Recorded data:
[BEGIN]
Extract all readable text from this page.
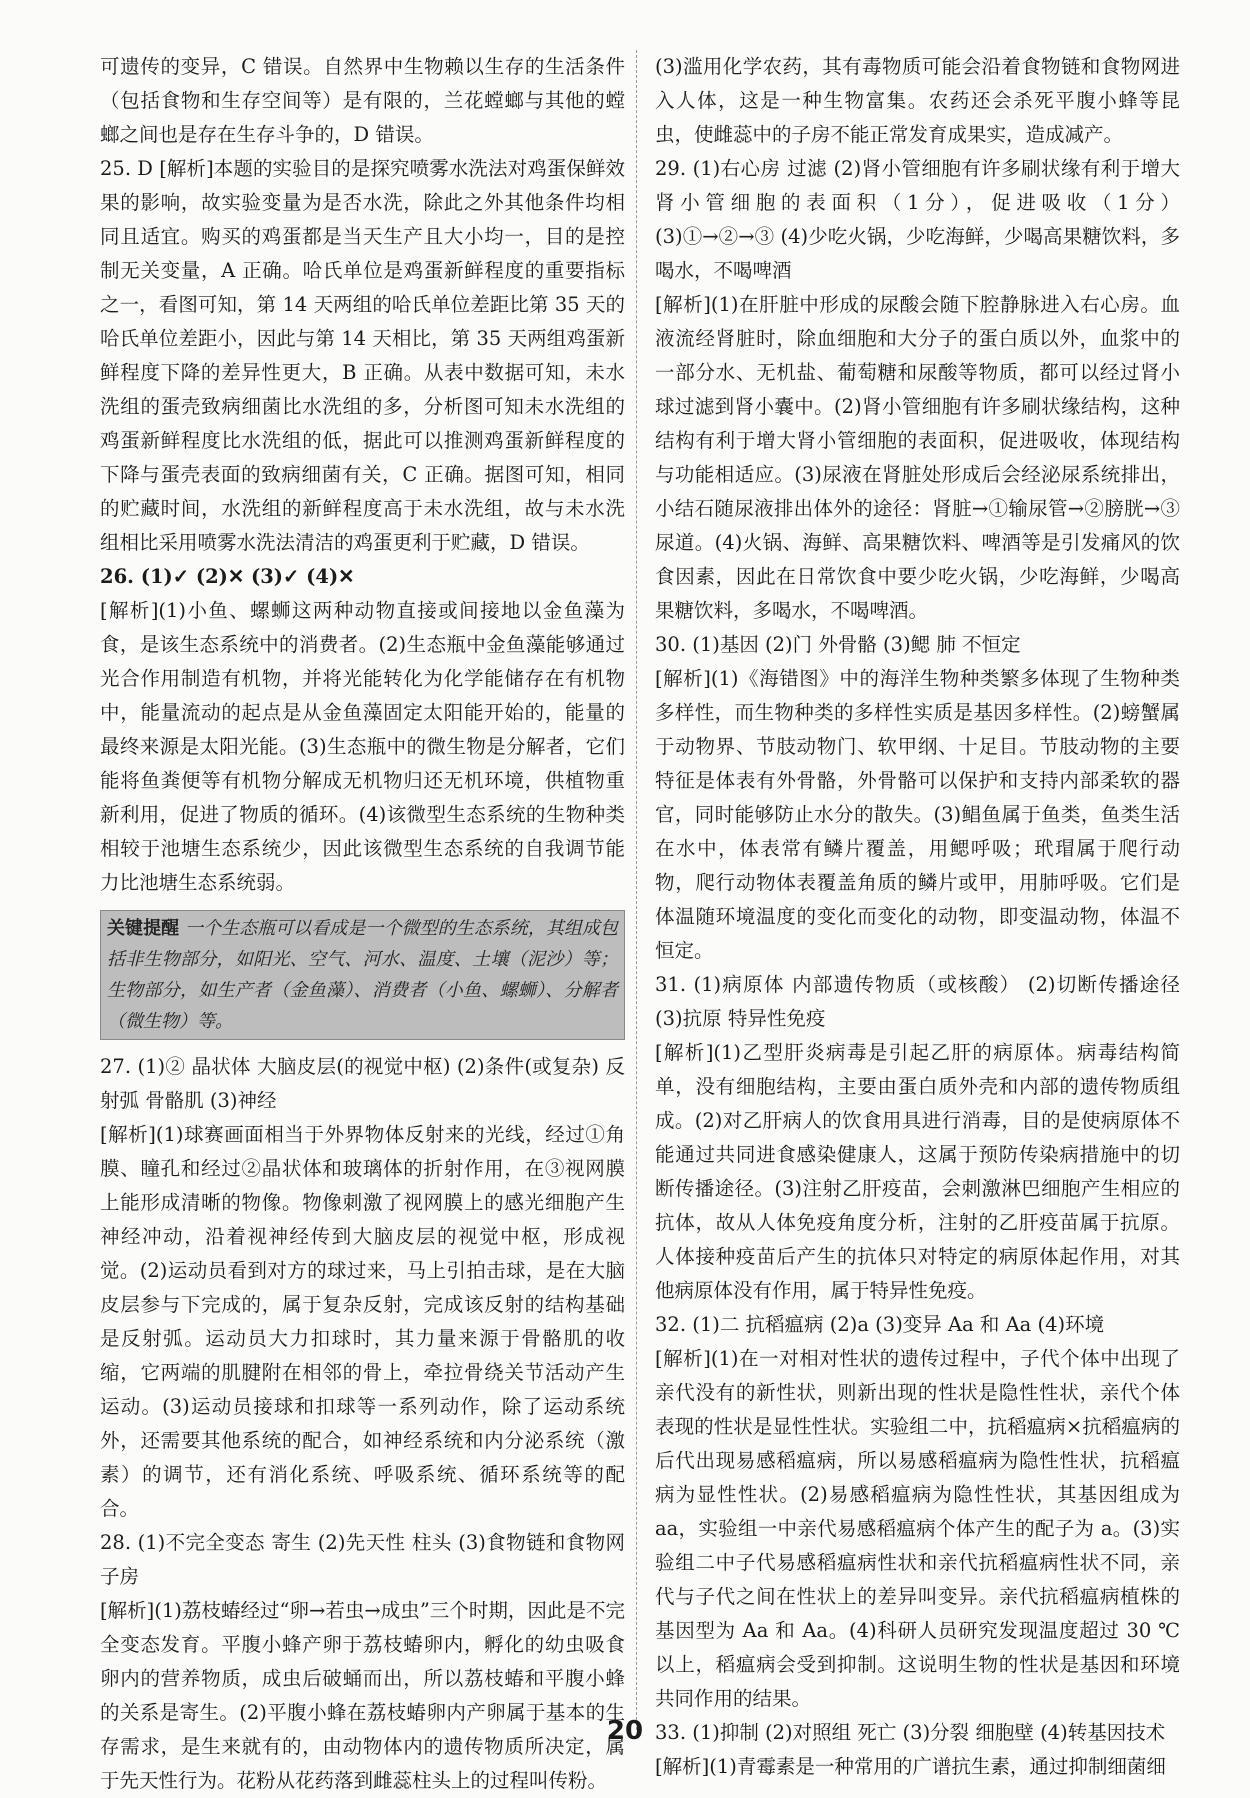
可遗传的变异，C 错误。自然界中生物赖以生存的生活条件（包括食物和生存空间等）是有限的，兰花螳螂与其他的螳螂之间也是存在生存斗争的，D 错误。

25. D [解析]本题的实验目的是探究喷雾水洗法对鸡蛋保鲜效果的影响，故实验变量为是否水洗，除此之外其他条件均相同且适宜。购买的鸡蛋都是当天生产且大小均一，目的是控制无关变量，A 正确。哈氏单位是鸡蛋新鲜程度的重要指标之一，看图可知，第 14 天两组的哈氏单位差距比第 35 天的哈氏单位差距小，因此与第 14 天相比，第 35 天两组鸡蛋新鲜程度下降的差异性更大，B 正确。从表中数据可知，未水洗组的蛋壳致病细菌比水洗组的多，分析图可知未水洗组的鸡蛋新鲜程度比水洗组的低，据此可以推测鸡蛋新鲜程度的下降与蛋壳表面的致病细菌有关，C 正确。据图可知，相同的贮藏时间，水洗组的新鲜程度高于未水洗组，故与未水洗组相比采用喷雾水洗法清洁的鸡蛋更利于贮藏，D 错误。

26. (1)✓ (2)✕ (3)✓ (4)✕

[解析](1)小鱼、螺蛳这两种动物直接或间接地以金鱼藻为食，是该生态系统中的消费者。(2)生态瓶中金鱼藻能够通过光合作用制造有机物，并将光能转化为化学能储存在有机物中，能量流动的起点是从金鱼藻固定太阳能开始的，能量的最终来源是太阳光能。(3)生态瓶中的微生物是分解者，它们能将鱼粪便等有机物分解成无机物归还无机环境，供植物重新利用，促进了物质的循环。(4)该微型生态系统的生物种类相较于池塘生态系统少，因此该微型生态系统的自我调节能力比池塘生态系统弱。

关键提醒 一个生态瓶可以看成是一个微型的生态系统，其组成包括非生物部分，如阳光、空气、河水、温度、土壤（泥沙）等；生物部分，如生产者（金鱼藻）、消费者（小鱼、螺蛳）、分解者（微生物）等。

27. (1)② 晶状体 大脑皮层(的视觉中枢) (2)条件(或复杂) 反射弧 骨骼肌 (3)神经

[解析](1)球赛画面相当于外界物体反射来的光线，经过①角膜、瞳孔和经过②晶状体和玻璃体的折射作用，在③视网膜上能形成清晰的物像。物像刺激了视网膜上的感光细胞产生神经冲动，沿着视神经传到大脑皮层的视觉中枢，形成视觉。(2)运动员看到对方的球过来，马上引拍击球，是在大脑皮层参与下完成的，属于复杂反射，完成该反射的结构基础是反射弧。运动员大力扣球时，其力量来源于骨骼肌的收缩，它两端的肌腱附在相邻的骨上，牵拉骨绕关节活动产生运动。(3)运动员接球和扣球等一系列动作，除了运动系统外，还需要其他系统的配合，如神经系统和内分泌系统（激素）的调节，还有消化系统、呼吸系统、循环系统等的配合。

28. (1)不完全变态 寄生 (2)先天性 柱头 (3)食物链和食物网 子房

[解析](1)荔枝蝽经过“卵→若虫→成虫”三个时期，因此是不完全变态发育。平腹小蜂产卵于荔枝蝽卵内，孵化的幼虫吸食卵内的营养物质，成虫后破蛹而出，所以荔枝蝽和平腹小蜂的关系是寄生。(2)平腹小蜂在荔枝蝽卵内产卵属于基本的生存需求，是生来就有的，由动物体内的遗传物质所决定，属于先天性行为。花粉从花药落到雌蕊柱头上的过程叫传粉。

(3)滥用化学农药，其有毒物质可能会沿着食物链和食物网进入人体，这是一种生物富集。农药还会杀死平腹小蜂等昆虫，使雌蕊中的子房不能正常发育成果实，造成减产。

29. (1)右心房 过滤 (2)肾小管细胞有许多刷状缘有利于增大肾小管细胞的表面积（1分），促进吸收（1分） (3)①→②→③ (4)少吃火锅，少吃海鲜，少喝高果糖饮料，多喝水，不喝啤酒

[解析](1)在肝脏中形成的尿酸会随下腔静脉进入右心房。血液流经肾脏时，除血细胞和大分子的蛋白质以外，血浆中的一部分水、无机盐、葡萄糖和尿酸等物质，都可以经过肾小球过滤到肾小囊中。(2)肾小管细胞有许多刷状缘结构，这种结构有利于增大肾小管细胞的表面积，促进吸收，体现结构与功能相适应。(3)尿液在肾脏处形成后会经泌尿系统排出，小结石随尿液排出体外的途径：肾脏→①输尿管→②膀胱→③尿道。(4)火锅、海鲜、高果糖饮料、啤酒等是引发痛风的饮食因素，因此在日常饮食中要少吃火锅，少吃海鲜，少喝高果糖饮料，多喝水，不喝啤酒。

30. (1)基因 (2)门 外骨骼 (3)鳃 肺 不恒定

[解析](1)《海错图》中的海洋生物种类繁多体现了生物种类多样性，而生物种类的多样性实质是基因多样性。(2)螃蟹属于动物界、节肢动物门、软甲纲、十足目。节肢动物的主要特征是体表有外骨骼，外骨骼可以保护和支持内部柔软的器官，同时能够防止水分的散失。(3)鲳鱼属于鱼类，鱼类生活在水中，体表常有鳞片覆盖，用鳃呼吸；玳瑁属于爬行动物，爬行动物体表覆盖角质的鳞片或甲，用肺呼吸。它们是体温随环境温度的变化而变化的动物，即变温动物，体温不恒定。

31. (1)病原体 内部遗传物质（或核酸） (2)切断传播途径 (3)抗原 特异性免疫

[解析](1)乙型肝炎病毒是引起乙肝的病原体。病毒结构简单，没有细胞结构，主要由蛋白质外壳和内部的遗传物质组成。(2)对乙肝病人的饮食用具进行消毒，目的是使病原体不能通过共同进食感染健康人，这属于预防传染病措施中的切断传播途径。(3)注射乙肝疫苗，会刺激淋巴细胞产生相应的抗体，故从人体免疫角度分析，注射的乙肝疫苗属于抗原。人体接种疫苗后产生的抗体只对特定的病原体起作用，对其他病原体没有作用，属于特异性免疫。

32. (1)二 抗稻瘟病 (2)a (3)变异 Aa 和 Aa (4)环境

[解析](1)在一对相对性状的遗传过程中，子代个体中出现了亲代没有的新性状，则新出现的性状是隐性性状，亲代个体表现的性状是显性性状。实验组二中，抗稻瘟病×抗稻瘟病的后代出现易感稻瘟病，所以易感稻瘟病为隐性性状，抗稻瘟病为显性性状。(2)易感稻瘟病为隐性性状，其基因组成为 aa，实验组一中亲代易感稻瘟病个体产生的配子为 a。(3)实验组二中子代易感稻瘟病性状和亲代抗稻瘟病性状不同，亲代与子代之间在性状上的差异叫变异。亲代抗稻瘟病植株的基因型为 Aa 和 Aa。(4)科研人员研究发现温度超过 30 ℃以上，稻瘟病会受到抑制。这说明生物的性状是基因和环境共同作用的结果。

33. (1)抑制 (2)对照组 死亡 (3)分裂 细胞壁 (4)转基因技术

[解析](1)青霉素是一种常用的广谱抗生素，通过抑制细菌细

20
[END]
Description of the task:
Transcribe the whole listing, character for character, but not its images.

Result:
Extract all readable text from this page.
可遗传的变异，C 错误。自然界中生物赖以生存的生活条件（包括食物和生存空间等）是有限的，兰花螳螂与其他的螳螂之间也是存在生存斗争的，D 错误。

25. D [解析]本题的实验目的是探究喷雾水洗法对鸡蛋保鲜效果的影响，故实验变量为是否水洗，除此之外其他条件均相同且适宜。购买的鸡蛋都是当天生产且大小均一，目的是控制无关变量，A 正确。哈氏单位是鸡蛋新鲜程度的重要指标之一，看图可知，第 14 天两组的哈氏单位差距比第 35 天的哈氏单位差距小，因此与第 14 天相比，第 35 天两组鸡蛋新鲜程度下降的差异性更大，B 正确。从表中数据可知，未水洗组的蛋壳致病细菌比水洗组的多，分析图可知未水洗组的鸡蛋新鲜程度比水洗组的低，据此可以推测鸡蛋新鲜程度的下降与蛋壳表面的致病细菌有关，C 正确。据图可知，相同的贮藏时间，水洗组的新鲜程度高于未水洗组，故与未水洗组相比采用喷雾水洗法清洁的鸡蛋更利于贮藏，D 错误。

26. (1)✓ (2)✕ (3)✓ (4)✕

[解析](1)小鱼、螺蛳这两种动物直接或间接地以金鱼藻为食，是该生态系统中的消费者。(2)生态瓶中金鱼藻能够通过光合作用制造有机物，并将光能转化为化学能储存在有机物中，能量流动的起点是从金鱼藻固定太阳能开始的，能量的最终来源是太阳光能。(3)生态瓶中的微生物是分解者，它们能将鱼粪便等有机物分解成无机物归还无机环境，供植物重新利用，促进了物质的循环。(4)该微型生态系统的生物种类相较于池塘生态系统少，因此该微型生态系统的自我调节能力比池塘生态系统弱。

关键提醒 一个生态瓶可以看成是一个微型的生态系统，其组成包括非生物部分，如阳光、空气、河水、温度、土壤（泥沙）等；生物部分，如生产者（金鱼藻）、消费者（小鱼、螺蛳）、分解者（微生物）等。

27. (1)② 晶状体 大脑皮层(的视觉中枢) (2)条件(或复杂) 反射弧 骨骼肌 (3)神经

[解析](1)球赛画面相当于外界物体反射来的光线，经过①角膜、瞳孔和经过②晶状体和玻璃体的折射作用，在③视网膜上能形成清晰的物像。物像刺激了视网膜上的感光细胞产生神经冲动，沿着视神经传到大脑皮层的视觉中枢，形成视觉。(2)运动员看到对方的球过来，马上引拍击球，是在大脑皮层参与下完成的，属于复杂反射，完成该反射的结构基础是反射弧。运动员大力扣球时，其力量来源于骨骼肌的收缩，它两端的肌腱附在相邻的骨上，牵拉骨绕关节活动产生运动。(3)运动员接球和扣球等一系列动作，除了运动系统外，还需要其他系统的配合，如神经系统和内分泌系统（激素）的调节，还有消化系统、呼吸系统、循环系统等的配合。

28. (1)不完全变态 寄生 (2)先天性 柱头 (3)食物链和食物网 子房

[解析](1)荔枝蝽经过“卵→若虫→成虫”三个时期，因此是不完全变态发育。平腹小蜂产卵于荔枝蝽卵内，孵化的幼虫吸食卵内的营养物质，成虫后破蛹而出，所以荔枝蝽和平腹小蜂的关系是寄生。(2)平腹小蜂在荔枝蝽卵内产卵属于基本的生存需求，是生来就有的，由动物体内的遗传物质所决定，属于先天性行为。花粉从花药落到雌蕊柱头上的过程叫传粉。

(3)滥用化学农药，其有毒物质可能会沿着食物链和食物网进入人体，这是一种生物富集。农药还会杀死平腹小蜂等昆虫，使雌蕊中的子房不能正常发育成果实，造成减产。

29. (1)右心房 过滤 (2)肾小管细胞有许多刷状缘有利于增大肾小管细胞的表面积（1分），促进吸收（1分） (3)①→②→③ (4)少吃火锅，少吃海鲜，少喝高果糖饮料，多喝水，不喝啤酒

[解析](1)在肝脏中形成的尿酸会随下腔静脉进入右心房。血液流经肾脏时，除血细胞和大分子的蛋白质以外，血浆中的一部分水、无机盐、葡萄糖和尿酸等物质，都可以经过肾小球过滤到肾小囊中。(2)肾小管细胞有许多刷状缘结构，这种结构有利于增大肾小管细胞的表面积，促进吸收，体现结构与功能相适应。(3)尿液在肾脏处形成后会经泌尿系统排出，小结石随尿液排出体外的途径：肾脏→①输尿管→②膀胱→③尿道。(4)火锅、海鲜、高果糖饮料、啤酒等是引发痛风的饮食因素，因此在日常饮食中要少吃火锅，少吃海鲜，少喝高果糖饮料，多喝水，不喝啤酒。

30. (1)基因 (2)门 外骨骼 (3)鳃 肺 不恒定

[解析](1)《海错图》中的海洋生物种类繁多体现了生物种类多样性，而生物种类的多样性实质是基因多样性。(2)螃蟹属于动物界、节肢动物门、软甲纲、十足目。节肢动物的主要特征是体表有外骨骼，外骨骼可以保护和支持内部柔软的器官，同时能够防止水分的散失。(3)鲳鱼属于鱼类，鱼类生活在水中，体表常有鳞片覆盖，用鳃呼吸；玳瑁属于爬行动物，爬行动物体表覆盖角质的鳞片或甲，用肺呼吸。它们是体温随环境温度的变化而变化的动物，即变温动物，体温不恒定。

31. (1)病原体 内部遗传物质（或核酸） (2)切断传播途径 (3)抗原 特异性免疫

[解析](1)乙型肝炎病毒是引起乙肝的病原体。病毒结构简单，没有细胞结构，主要由蛋白质外壳和内部的遗传物质组成。(2)对乙肝病人的饮食用具进行消毒，目的是使病原体不能通过共同进食感染健康人，这属于预防传染病措施中的切断传播途径。(3)注射乙肝疫苗，会刺激淋巴细胞产生相应的抗体，故从人体免疫角度分析，注射的乙肝疫苗属于抗原。人体接种疫苗后产生的抗体只对特定的病原体起作用，对其他病原体没有作用，属于特异性免疫。

32. (1)二 抗稻瘟病 (2)a (3)变异 Aa 和 Aa (4)环境

[解析](1)在一对相对性状的遗传过程中，子代个体中出现了亲代没有的新性状，则新出现的性状是隐性性状，亲代个体表现的性状是显性性状。实验组二中，抗稻瘟病×抗稻瘟病的后代出现易感稻瘟病，所以易感稻瘟病为隐性性状，抗稻瘟病为显性性状。(2)易感稻瘟病为隐性性状，其基因组成为 aa，实验组一中亲代易感稻瘟病个体产生的配子为 a。(3)实验组二中子代易感稻瘟病性状和亲代抗稻瘟病性状不同，亲代与子代之间在性状上的差异叫变异。亲代抗稻瘟病植株的基因型为 Aa 和 Aa。(4)科研人员研究发现温度超过 30 ℃以上，稻瘟病会受到抑制。这说明生物的性状是基因和环境共同作用的结果。

33. (1)抑制 (2)对照组 死亡 (3)分裂 细胞壁 (4)转基因技术

[解析](1)青霉素是一种常用的广谱抗生素，通过抑制细菌细

20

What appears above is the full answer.